#### [Stated exercise]
Type out the records that follow, exactly as given.

#### [Extracted entries]
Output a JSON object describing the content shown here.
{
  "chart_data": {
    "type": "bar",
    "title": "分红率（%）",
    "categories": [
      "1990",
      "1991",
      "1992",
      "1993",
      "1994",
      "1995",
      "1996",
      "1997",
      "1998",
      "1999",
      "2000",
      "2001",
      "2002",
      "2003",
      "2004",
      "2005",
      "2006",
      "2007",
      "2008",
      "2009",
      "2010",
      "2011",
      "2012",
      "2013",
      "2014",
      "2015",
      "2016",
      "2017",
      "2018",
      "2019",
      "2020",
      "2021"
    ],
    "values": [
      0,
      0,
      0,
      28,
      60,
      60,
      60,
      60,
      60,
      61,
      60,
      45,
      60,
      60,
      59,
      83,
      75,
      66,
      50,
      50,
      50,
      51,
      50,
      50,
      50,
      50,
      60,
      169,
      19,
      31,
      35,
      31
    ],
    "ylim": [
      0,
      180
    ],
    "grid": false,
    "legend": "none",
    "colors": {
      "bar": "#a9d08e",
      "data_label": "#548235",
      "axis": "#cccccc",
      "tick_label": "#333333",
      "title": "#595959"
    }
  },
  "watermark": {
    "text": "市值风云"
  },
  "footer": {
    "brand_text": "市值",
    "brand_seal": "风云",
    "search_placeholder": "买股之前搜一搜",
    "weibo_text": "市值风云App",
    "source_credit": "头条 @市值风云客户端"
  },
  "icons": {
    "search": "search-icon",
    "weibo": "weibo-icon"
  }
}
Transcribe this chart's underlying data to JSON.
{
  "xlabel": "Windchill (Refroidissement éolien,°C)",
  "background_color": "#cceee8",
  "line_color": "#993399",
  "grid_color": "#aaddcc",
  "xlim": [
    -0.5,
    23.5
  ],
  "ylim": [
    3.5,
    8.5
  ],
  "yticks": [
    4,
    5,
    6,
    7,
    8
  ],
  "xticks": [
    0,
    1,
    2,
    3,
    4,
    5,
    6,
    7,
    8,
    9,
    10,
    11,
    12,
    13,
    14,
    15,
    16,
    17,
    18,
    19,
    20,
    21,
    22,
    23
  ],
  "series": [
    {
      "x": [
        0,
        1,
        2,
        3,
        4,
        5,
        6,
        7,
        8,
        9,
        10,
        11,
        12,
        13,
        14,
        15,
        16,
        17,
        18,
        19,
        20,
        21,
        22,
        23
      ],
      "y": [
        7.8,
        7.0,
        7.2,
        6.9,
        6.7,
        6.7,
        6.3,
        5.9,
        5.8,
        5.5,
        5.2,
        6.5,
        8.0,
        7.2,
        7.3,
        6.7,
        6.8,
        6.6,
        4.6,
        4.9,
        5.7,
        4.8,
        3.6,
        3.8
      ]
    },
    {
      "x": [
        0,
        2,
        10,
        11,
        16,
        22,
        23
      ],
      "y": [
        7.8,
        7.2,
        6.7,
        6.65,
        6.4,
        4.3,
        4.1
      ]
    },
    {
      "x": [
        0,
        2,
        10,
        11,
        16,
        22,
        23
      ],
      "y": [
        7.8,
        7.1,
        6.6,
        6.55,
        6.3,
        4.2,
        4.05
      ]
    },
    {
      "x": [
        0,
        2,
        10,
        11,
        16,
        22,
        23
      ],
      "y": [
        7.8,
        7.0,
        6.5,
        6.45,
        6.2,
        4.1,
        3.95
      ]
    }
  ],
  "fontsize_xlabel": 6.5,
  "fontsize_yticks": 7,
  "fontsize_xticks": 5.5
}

#### [Final answer]
Output a JSON object describing the content shown here.
{
  "chart_data": {
    "type": "bar",
    "title": "分红率（%）",
    "categories": [
      "1990",
      "1991",
      "1992",
      "1993",
      "1994",
      "1995",
      "1996",
      "1997",
      "1998",
      "1999",
      "2000",
      "2001",
      "2002",
      "2003",
      "2004",
      "2005",
      "2006",
      "2007",
      "2008",
      "2009",
      "2010",
      "2011",
      "2012",
      "2013",
      "2014",
      "2015",
      "2016",
      "2017",
      "2018",
      "2019",
      "2020",
      "2021"
    ],
    "values": [
      0,
      0,
      0,
      28,
      60,
      60,
      60,
      60,
      60,
      61,
      60,
      45,
      60,
      60,
      59,
      83,
      75,
      66,
      50,
      50,
      50,
      51,
      50,
      50,
      50,
      50,
      60,
      169,
      19,
      31,
      35,
      31
    ],
    "ylim": [
      0,
      180
    ],
    "grid": false,
    "legend": "none",
    "colors": {
      "bar": "#a9d08e",
      "data_label": "#548235",
      "axis": "#cccccc",
      "tick_label": "#333333",
      "title": "#595959"
    }
  },
  "watermark": {
    "text": "市值风云"
  },
  "footer": {
    "brand_text": "市值",
    "brand_seal": "风云",
    "search_placeholder": "买股之前搜一搜",
    "weibo_text": "市值风云App",
    "source_credit": "头条 @市值风云客户端"
  },
  "icons": {
    "search": "search-icon",
    "weibo": "weibo-icon"
  }
}
Transcribe this chart's underlying data to JSON.
{
  "xlabel": "Windchill (Refroidissement éolien,°C)",
  "background_color": "#cceee8",
  "line_color": "#993399",
  "grid_color": "#aaddcc",
  "xlim": [
    -0.5,
    23.5
  ],
  "ylim": [
    3.5,
    8.5
  ],
  "yticks": [
    4,
    5,
    6,
    7,
    8
  ],
  "xticks": [
    0,
    1,
    2,
    3,
    4,
    5,
    6,
    7,
    8,
    9,
    10,
    11,
    12,
    13,
    14,
    15,
    16,
    17,
    18,
    19,
    20,
    21,
    22,
    23
  ],
  "series": [
    {
      "x": [
        0,
        1,
        2,
        3,
        4,
        5,
        6,
        7,
        8,
        9,
        10,
        11,
        12,
        13,
        14,
        15,
        16,
        17,
        18,
        19,
        20,
        21,
        22,
        23
      ],
      "y": [
        7.8,
        7.0,
        7.2,
        6.9,
        6.7,
        6.7,
        6.3,
        5.9,
        5.8,
        5.5,
        5.2,
        6.5,
        8.0,
        7.2,
        7.3,
        6.7,
        6.8,
        6.6,
        4.6,
        4.9,
        5.7,
        4.8,
        3.6,
        3.8
      ]
    },
    {
      "x": [
        0,
        2,
        10,
        11,
        16,
        22,
        23
      ],
      "y": [
        7.8,
        7.2,
        6.7,
        6.65,
        6.4,
        4.3,
        4.1
      ]
    },
    {
      "x": [
        0,
        2,
        10,
        11,
        16,
        22,
        23
      ],
      "y": [
        7.8,
        7.1,
        6.6,
        6.55,
        6.3,
        4.2,
        4.05
      ]
    },
    {
      "x": [
        0,
        2,
        10,
        11,
        16,
        22,
        23
      ],
      "y": [
        7.8,
        7.0,
        6.5,
        6.45,
        6.2,
        4.1,
        3.95
      ]
    }
  ],
  "fontsize_xlabel": 6.5,
  "fontsize_yticks": 7,
  "fontsize_xticks": 5.5
}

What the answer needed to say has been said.